Stated task
Write out each line beneath this one exactly as it reads.

The data

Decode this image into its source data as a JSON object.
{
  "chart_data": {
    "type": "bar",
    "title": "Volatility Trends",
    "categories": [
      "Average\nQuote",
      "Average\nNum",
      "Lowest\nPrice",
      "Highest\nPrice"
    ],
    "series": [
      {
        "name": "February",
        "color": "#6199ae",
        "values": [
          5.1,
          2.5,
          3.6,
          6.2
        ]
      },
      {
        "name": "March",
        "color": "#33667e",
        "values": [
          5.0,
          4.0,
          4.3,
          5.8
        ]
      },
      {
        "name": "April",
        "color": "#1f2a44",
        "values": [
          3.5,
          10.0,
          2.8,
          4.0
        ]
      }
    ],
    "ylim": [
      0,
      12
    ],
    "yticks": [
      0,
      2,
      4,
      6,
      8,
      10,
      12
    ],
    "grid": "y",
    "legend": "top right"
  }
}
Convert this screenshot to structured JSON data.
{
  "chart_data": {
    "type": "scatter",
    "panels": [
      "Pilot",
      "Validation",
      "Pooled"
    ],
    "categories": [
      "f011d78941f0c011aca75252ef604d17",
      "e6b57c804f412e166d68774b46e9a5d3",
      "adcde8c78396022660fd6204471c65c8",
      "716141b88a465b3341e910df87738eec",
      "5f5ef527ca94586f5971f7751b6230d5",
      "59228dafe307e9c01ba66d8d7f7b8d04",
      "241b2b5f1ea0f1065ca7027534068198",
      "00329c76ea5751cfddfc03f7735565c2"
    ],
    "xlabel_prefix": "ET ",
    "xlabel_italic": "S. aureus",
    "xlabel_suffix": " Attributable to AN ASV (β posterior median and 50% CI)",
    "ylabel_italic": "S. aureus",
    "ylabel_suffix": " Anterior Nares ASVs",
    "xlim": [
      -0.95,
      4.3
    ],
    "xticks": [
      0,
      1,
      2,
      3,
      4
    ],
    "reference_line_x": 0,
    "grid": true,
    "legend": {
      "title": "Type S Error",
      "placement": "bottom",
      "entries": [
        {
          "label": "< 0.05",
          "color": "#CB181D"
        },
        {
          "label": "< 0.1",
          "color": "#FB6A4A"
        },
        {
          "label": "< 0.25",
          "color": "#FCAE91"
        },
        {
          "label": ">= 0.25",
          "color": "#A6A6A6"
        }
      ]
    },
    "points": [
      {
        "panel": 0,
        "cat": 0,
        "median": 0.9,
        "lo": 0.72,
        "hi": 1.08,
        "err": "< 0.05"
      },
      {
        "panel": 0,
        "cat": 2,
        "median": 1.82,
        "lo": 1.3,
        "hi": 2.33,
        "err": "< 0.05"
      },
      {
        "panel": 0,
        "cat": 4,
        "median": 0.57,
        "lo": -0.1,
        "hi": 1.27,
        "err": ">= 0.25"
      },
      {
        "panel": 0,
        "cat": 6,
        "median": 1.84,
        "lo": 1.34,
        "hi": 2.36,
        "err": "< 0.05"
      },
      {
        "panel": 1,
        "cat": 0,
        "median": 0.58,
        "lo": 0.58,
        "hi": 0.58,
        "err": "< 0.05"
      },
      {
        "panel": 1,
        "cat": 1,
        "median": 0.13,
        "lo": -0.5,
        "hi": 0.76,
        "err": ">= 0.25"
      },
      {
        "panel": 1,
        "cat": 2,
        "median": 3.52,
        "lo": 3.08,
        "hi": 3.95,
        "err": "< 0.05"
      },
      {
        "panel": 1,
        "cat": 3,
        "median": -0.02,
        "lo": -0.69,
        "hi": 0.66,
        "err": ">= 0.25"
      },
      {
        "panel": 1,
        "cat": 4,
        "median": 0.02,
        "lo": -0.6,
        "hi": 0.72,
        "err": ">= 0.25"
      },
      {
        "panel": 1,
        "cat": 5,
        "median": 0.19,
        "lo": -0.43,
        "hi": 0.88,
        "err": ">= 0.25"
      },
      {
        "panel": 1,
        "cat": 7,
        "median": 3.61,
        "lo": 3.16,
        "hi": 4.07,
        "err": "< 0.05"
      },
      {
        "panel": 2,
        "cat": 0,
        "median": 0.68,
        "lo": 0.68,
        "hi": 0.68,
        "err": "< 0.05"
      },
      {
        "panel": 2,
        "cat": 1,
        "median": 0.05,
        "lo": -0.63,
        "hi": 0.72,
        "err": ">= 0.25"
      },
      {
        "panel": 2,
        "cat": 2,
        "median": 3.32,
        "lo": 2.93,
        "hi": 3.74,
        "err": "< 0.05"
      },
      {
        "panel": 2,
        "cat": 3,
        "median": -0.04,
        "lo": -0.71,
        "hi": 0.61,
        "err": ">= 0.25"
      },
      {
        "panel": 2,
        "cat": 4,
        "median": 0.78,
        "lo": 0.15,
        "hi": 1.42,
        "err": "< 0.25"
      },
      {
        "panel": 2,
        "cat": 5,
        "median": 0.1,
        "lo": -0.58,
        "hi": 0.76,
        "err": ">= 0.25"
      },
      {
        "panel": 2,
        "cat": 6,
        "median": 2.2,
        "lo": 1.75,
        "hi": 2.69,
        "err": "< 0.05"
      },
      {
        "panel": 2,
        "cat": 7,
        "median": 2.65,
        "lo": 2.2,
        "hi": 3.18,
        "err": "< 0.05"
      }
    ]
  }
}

Result of the task
Decode this image into its source data as a JSON object.
{
  "chart_data": {
    "type": "bar",
    "title": "Volatility Trends",
    "categories": [
      "Average\nQuote",
      "Average\nNum",
      "Lowest\nPrice",
      "Highest\nPrice"
    ],
    "series": [
      {
        "name": "February",
        "color": "#6199ae",
        "values": [
          5.1,
          2.5,
          3.6,
          6.2
        ]
      },
      {
        "name": "March",
        "color": "#33667e",
        "values": [
          5.0,
          4.0,
          4.3,
          5.8
        ]
      },
      {
        "name": "April",
        "color": "#1f2a44",
        "values": [
          3.5,
          10.0,
          2.8,
          4.0
        ]
      }
    ],
    "ylim": [
      0,
      12
    ],
    "yticks": [
      0,
      2,
      4,
      6,
      8,
      10,
      12
    ],
    "grid": "y",
    "legend": "top right"
  }
}
Convert this screenshot to structured JSON data.
{
  "chart_data": {
    "type": "scatter",
    "panels": [
      "Pilot",
      "Validation",
      "Pooled"
    ],
    "categories": [
      "f011d78941f0c011aca75252ef604d17",
      "e6b57c804f412e166d68774b46e9a5d3",
      "adcde8c78396022660fd6204471c65c8",
      "716141b88a465b3341e910df87738eec",
      "5f5ef527ca94586f5971f7751b6230d5",
      "59228dafe307e9c01ba66d8d7f7b8d04",
      "241b2b5f1ea0f1065ca7027534068198",
      "00329c76ea5751cfddfc03f7735565c2"
    ],
    "xlabel_prefix": "ET ",
    "xlabel_italic": "S. aureus",
    "xlabel_suffix": " Attributable to AN ASV (β posterior median and 50% CI)",
    "ylabel_italic": "S. aureus",
    "ylabel_suffix": " Anterior Nares ASVs",
    "xlim": [
      -0.95,
      4.3
    ],
    "xticks": [
      0,
      1,
      2,
      3,
      4
    ],
    "reference_line_x": 0,
    "grid": true,
    "legend": {
      "title": "Type S Error",
      "placement": "bottom",
      "entries": [
        {
          "label": "< 0.05",
          "color": "#CB181D"
        },
        {
          "label": "< 0.1",
          "color": "#FB6A4A"
        },
        {
          "label": "< 0.25",
          "color": "#FCAE91"
        },
        {
          "label": ">= 0.25",
          "color": "#A6A6A6"
        }
      ]
    },
    "points": [
      {
        "panel": 0,
        "cat": 0,
        "median": 0.9,
        "lo": 0.72,
        "hi": 1.08,
        "err": "< 0.05"
      },
      {
        "panel": 0,
        "cat": 2,
        "median": 1.82,
        "lo": 1.3,
        "hi": 2.33,
        "err": "< 0.05"
      },
      {
        "panel": 0,
        "cat": 4,
        "median": 0.57,
        "lo": -0.1,
        "hi": 1.27,
        "err": ">= 0.25"
      },
      {
        "panel": 0,
        "cat": 6,
        "median": 1.84,
        "lo": 1.34,
        "hi": 2.36,
        "err": "< 0.05"
      },
      {
        "panel": 1,
        "cat": 0,
        "median": 0.58,
        "lo": 0.58,
        "hi": 0.58,
        "err": "< 0.05"
      },
      {
        "panel": 1,
        "cat": 1,
        "median": 0.13,
        "lo": -0.5,
        "hi": 0.76,
        "err": ">= 0.25"
      },
      {
        "panel": 1,
        "cat": 2,
        "median": 3.52,
        "lo": 3.08,
        "hi": 3.95,
        "err": "< 0.05"
      },
      {
        "panel": 1,
        "cat": 3,
        "median": -0.02,
        "lo": -0.69,
        "hi": 0.66,
        "err": ">= 0.25"
      },
      {
        "panel": 1,
        "cat": 4,
        "median": 0.02,
        "lo": -0.6,
        "hi": 0.72,
        "err": ">= 0.25"
      },
      {
        "panel": 1,
        "cat": 5,
        "median": 0.19,
        "lo": -0.43,
        "hi": 0.88,
        "err": ">= 0.25"
      },
      {
        "panel": 1,
        "cat": 7,
        "median": 3.61,
        "lo": 3.16,
        "hi": 4.07,
        "err": "< 0.05"
      },
      {
        "panel": 2,
        "cat": 0,
        "median": 0.68,
        "lo": 0.68,
        "hi": 0.68,
        "err": "< 0.05"
      },
      {
        "panel": 2,
        "cat": 1,
        "median": 0.05,
        "lo": -0.63,
        "hi": 0.72,
        "err": ">= 0.25"
      },
      {
        "panel": 2,
        "cat": 2,
        "median": 3.32,
        "lo": 2.93,
        "hi": 3.74,
        "err": "< 0.05"
      },
      {
        "panel": 2,
        "cat": 3,
        "median": -0.04,
        "lo": -0.71,
        "hi": 0.61,
        "err": ">= 0.25"
      },
      {
        "panel": 2,
        "cat": 4,
        "median": 0.78,
        "lo": 0.15,
        "hi": 1.42,
        "err": "< 0.25"
      },
      {
        "panel": 2,
        "cat": 5,
        "median": 0.1,
        "lo": -0.58,
        "hi": 0.76,
        "err": ">= 0.25"
      },
      {
        "panel": 2,
        "cat": 6,
        "median": 2.2,
        "lo": 1.75,
        "hi": 2.69,
        "err": "< 0.05"
      },
      {
        "panel": 2,
        "cat": 7,
        "median": 2.65,
        "lo": 2.2,
        "hi": 3.18,
        "err": "< 0.05"
      }
    ]
  }
}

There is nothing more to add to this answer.